__DATA FOR THIS EXERCISE__
____________________

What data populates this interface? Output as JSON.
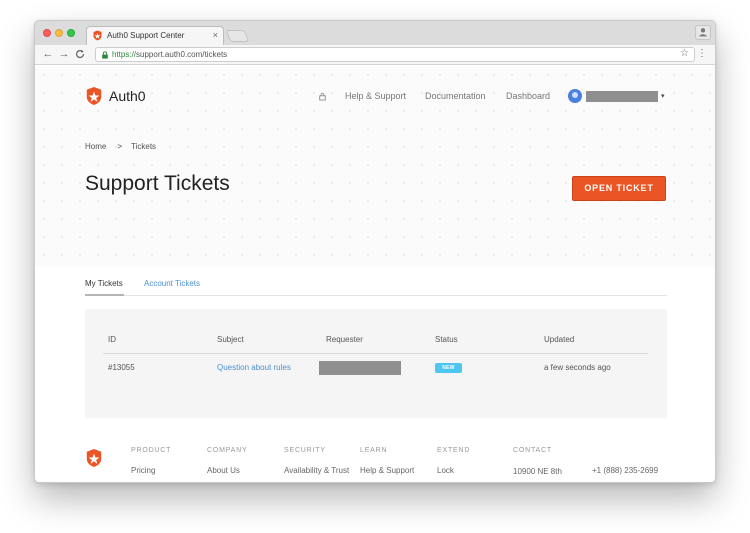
{
  "browser": {
    "tab_title": "Auth0 Support Center",
    "tab_close": "×",
    "url_scheme": "https://",
    "url_rest": "support.auth0.com/tickets",
    "star": "☆",
    "menu": "⋮",
    "back": "←",
    "forward": "→",
    "reload": "C"
  },
  "header": {
    "logo_text": "Auth0",
    "nav": [
      "Help & Support",
      "Documentation",
      "Dashboard"
    ],
    "user_caret": "▾"
  },
  "breadcrumb": {
    "home": "Home",
    "separator": ">",
    "current": "Tickets"
  },
  "page_title": "Support Tickets",
  "open_ticket_label": "OPEN TICKET",
  "tabs": {
    "my": "My Tickets",
    "account": "Account Tickets"
  },
  "table": {
    "headers": [
      "ID",
      "Subject",
      "Requester",
      "Status",
      "Updated"
    ],
    "rows": [
      {
        "id": "#13055",
        "subject": "Question about rules",
        "status": "NEW",
        "updated": "a few seconds ago"
      }
    ]
  },
  "footer": {
    "columns": [
      {
        "heading": "PRODUCT",
        "link": "Pricing"
      },
      {
        "heading": "COMPANY",
        "link": "About Us"
      },
      {
        "heading": "SECURITY",
        "link": "Availability & Trust"
      },
      {
        "heading": "LEARN",
        "link": "Help & Support"
      },
      {
        "heading": "EXTEND",
        "link": "Lock"
      },
      {
        "heading": "CONTACT",
        "link": "10900 NE 8th"
      }
    ],
    "phone": "+1 (888) 235-2699"
  },
  "colors": {
    "brand": "#eb5424",
    "link": "#4d8fd1",
    "badge": "#4dc7f0"
  }
}
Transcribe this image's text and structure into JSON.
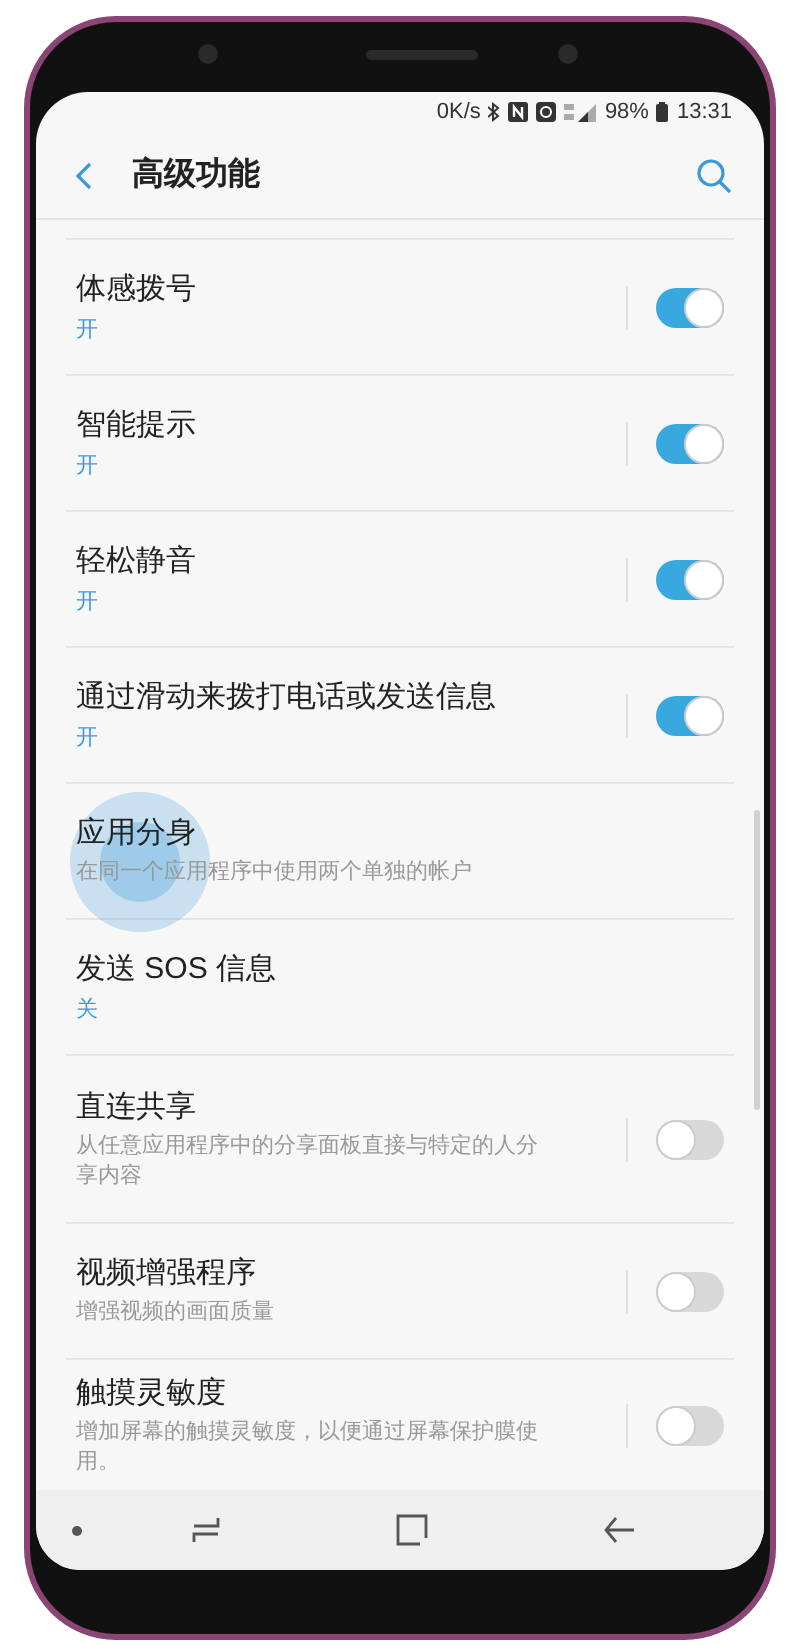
{
  "status_bar": {
    "speed": "0K/s",
    "battery": "98%",
    "time": "13:31"
  },
  "header": {
    "title": "高级功能"
  },
  "settings": [
    {
      "kind": "switch",
      "title": "体感拨号",
      "status": "开",
      "on": true
    },
    {
      "kind": "switch",
      "title": "智能提示",
      "status": "开",
      "on": true
    },
    {
      "kind": "switch",
      "title": "轻松静音",
      "status": "开",
      "on": true
    },
    {
      "kind": "switch",
      "title": "通过滑动来拨打电话或发送信息",
      "status": "开",
      "on": true
    },
    {
      "kind": "plain",
      "title": "应用分身",
      "description": "在同一个应用程序中使用两个单独的帐户",
      "touched": true
    },
    {
      "kind": "plain",
      "title": "发送 SOS 信息",
      "status": "关",
      "touched": false
    },
    {
      "kind": "switch",
      "title": "直连共享",
      "description": "从任意应用程序中的分享面板直接与特定的人分享内容",
      "on": false
    },
    {
      "kind": "switch",
      "title": "视频增强程序",
      "description": "增强视频的画面质量",
      "on": false
    },
    {
      "kind": "switch",
      "title": "触摸灵敏度",
      "description": "增加屏幕的触摸灵敏度，以便通过屏幕保护膜使用。",
      "on": false
    }
  ]
}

____________________

__EXERCISE DESCRIPTION__
Collect each line above holding the string "JSON".

__FINISHED ANSWER__
What data populates this interface? Output as JSON.
Transcribe this image's text and structure into JSON.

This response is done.